**INSTRUCTIONS TO FOLLOW**
Copy the records from the beginning through the line containing "228, 482, 274]", inclusive, changing "bar-segment" to "bar-section" and leaving everything else the same.

(Labeled box records)
## START
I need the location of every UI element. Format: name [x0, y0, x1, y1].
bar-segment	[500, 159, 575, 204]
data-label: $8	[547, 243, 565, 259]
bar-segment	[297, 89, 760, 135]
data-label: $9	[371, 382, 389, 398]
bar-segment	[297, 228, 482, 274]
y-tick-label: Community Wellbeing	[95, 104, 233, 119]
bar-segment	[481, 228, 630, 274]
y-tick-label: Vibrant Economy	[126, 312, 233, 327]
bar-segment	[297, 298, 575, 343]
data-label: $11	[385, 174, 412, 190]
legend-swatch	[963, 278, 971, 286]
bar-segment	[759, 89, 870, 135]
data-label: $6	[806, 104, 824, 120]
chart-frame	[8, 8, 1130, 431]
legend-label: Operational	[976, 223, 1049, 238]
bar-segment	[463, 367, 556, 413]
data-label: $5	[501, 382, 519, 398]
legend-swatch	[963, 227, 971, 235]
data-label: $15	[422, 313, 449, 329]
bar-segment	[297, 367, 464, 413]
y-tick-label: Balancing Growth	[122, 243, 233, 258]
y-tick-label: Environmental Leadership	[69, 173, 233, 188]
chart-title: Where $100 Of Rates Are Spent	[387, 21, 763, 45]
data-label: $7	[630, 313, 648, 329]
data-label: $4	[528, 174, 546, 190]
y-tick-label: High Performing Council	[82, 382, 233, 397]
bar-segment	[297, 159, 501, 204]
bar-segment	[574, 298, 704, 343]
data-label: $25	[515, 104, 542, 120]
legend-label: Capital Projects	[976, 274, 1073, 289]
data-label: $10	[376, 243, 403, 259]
## END
**RESPONSE**
I need the location of every UI element. Format: name [x0, y0, x1, y1].
bar-section	[500, 159, 575, 204]
data-label: $8	[547, 243, 565, 259]
bar-section	[297, 89, 760, 135]
data-label: $9	[371, 382, 389, 398]
bar-section	[297, 228, 482, 274]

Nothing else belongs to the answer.